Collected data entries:
++++++++
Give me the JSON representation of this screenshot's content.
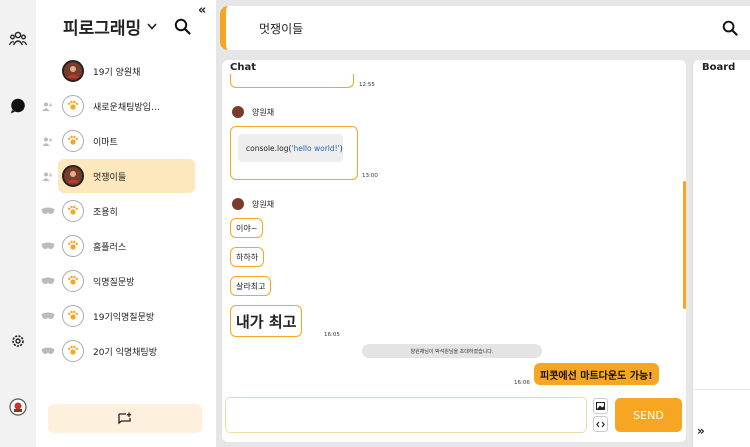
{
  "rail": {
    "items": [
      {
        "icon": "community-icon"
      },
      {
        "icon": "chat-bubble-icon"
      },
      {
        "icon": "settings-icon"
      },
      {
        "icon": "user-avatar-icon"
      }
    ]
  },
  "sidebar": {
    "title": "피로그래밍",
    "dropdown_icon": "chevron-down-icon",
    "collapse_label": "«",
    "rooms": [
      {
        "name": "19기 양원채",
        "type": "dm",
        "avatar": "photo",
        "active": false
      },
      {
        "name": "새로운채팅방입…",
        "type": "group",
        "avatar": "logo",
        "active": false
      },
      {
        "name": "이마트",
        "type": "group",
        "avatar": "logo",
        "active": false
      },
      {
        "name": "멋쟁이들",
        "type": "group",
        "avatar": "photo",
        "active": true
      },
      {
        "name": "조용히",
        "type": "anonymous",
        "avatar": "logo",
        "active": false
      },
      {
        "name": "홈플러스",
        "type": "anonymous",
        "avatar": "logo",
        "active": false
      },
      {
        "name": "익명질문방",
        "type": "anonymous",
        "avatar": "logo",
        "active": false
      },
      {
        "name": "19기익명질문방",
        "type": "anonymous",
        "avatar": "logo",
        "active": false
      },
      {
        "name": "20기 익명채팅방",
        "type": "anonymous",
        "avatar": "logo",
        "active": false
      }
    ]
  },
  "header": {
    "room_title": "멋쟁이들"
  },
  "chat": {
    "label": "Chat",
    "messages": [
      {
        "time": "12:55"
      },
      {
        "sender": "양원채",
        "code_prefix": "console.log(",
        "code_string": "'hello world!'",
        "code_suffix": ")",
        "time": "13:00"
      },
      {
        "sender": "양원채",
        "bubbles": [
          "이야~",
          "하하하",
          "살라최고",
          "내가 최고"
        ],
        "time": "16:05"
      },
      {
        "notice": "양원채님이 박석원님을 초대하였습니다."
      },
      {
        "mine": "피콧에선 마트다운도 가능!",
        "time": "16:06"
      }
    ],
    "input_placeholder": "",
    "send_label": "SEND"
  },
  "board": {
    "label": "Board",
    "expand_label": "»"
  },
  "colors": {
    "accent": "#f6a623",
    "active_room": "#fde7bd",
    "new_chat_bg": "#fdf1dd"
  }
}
++++++++
BRIEF: Without the pictures, restate all the entries above exactly.

COMPLETE ANSWER:
Give me the JSON representation of this screenshot's content.
{
  "rail": {
    "items": [
      {
        "icon": "community-icon"
      },
      {
        "icon": "chat-bubble-icon"
      },
      {
        "icon": "settings-icon"
      },
      {
        "icon": "user-avatar-icon"
      }
    ]
  },
  "sidebar": {
    "title": "피로그래밍",
    "dropdown_icon": "chevron-down-icon",
    "collapse_label": "«",
    "rooms": [
      {
        "name": "19기 양원채",
        "type": "dm",
        "avatar": "photo",
        "active": false
      },
      {
        "name": "새로운채팅방입…",
        "type": "group",
        "avatar": "logo",
        "active": false
      },
      {
        "name": "이마트",
        "type": "group",
        "avatar": "logo",
        "active": false
      },
      {
        "name": "멋쟁이들",
        "type": "group",
        "avatar": "photo",
        "active": true
      },
      {
        "name": "조용히",
        "type": "anonymous",
        "avatar": "logo",
        "active": false
      },
      {
        "name": "홈플러스",
        "type": "anonymous",
        "avatar": "logo",
        "active": false
      },
      {
        "name": "익명질문방",
        "type": "anonymous",
        "avatar": "logo",
        "active": false
      },
      {
        "name": "19기익명질문방",
        "type": "anonymous",
        "avatar": "logo",
        "active": false
      },
      {
        "name": "20기 익명채팅방",
        "type": "anonymous",
        "avatar": "logo",
        "active": false
      }
    ]
  },
  "header": {
    "room_title": "멋쟁이들"
  },
  "chat": {
    "label": "Chat",
    "messages": [
      {
        "time": "12:55"
      },
      {
        "sender": "양원채",
        "code_prefix": "console.log(",
        "code_string": "'hello world!'",
        "code_suffix": ")",
        "time": "13:00"
      },
      {
        "sender": "양원채",
        "bubbles": [
          "이야~",
          "하하하",
          "살라최고",
          "내가 최고"
        ],
        "time": "16:05"
      },
      {
        "notice": "양원채님이 박석원님을 초대하였습니다."
      },
      {
        "mine": "피콧에선 마트다운도 가능!",
        "time": "16:06"
      }
    ],
    "input_placeholder": "",
    "send_label": "SEND"
  },
  "board": {
    "label": "Board",
    "expand_label": "»"
  },
  "colors": {
    "accent": "#f6a623",
    "active_room": "#fde7bd",
    "new_chat_bg": "#fdf1dd"
  }
}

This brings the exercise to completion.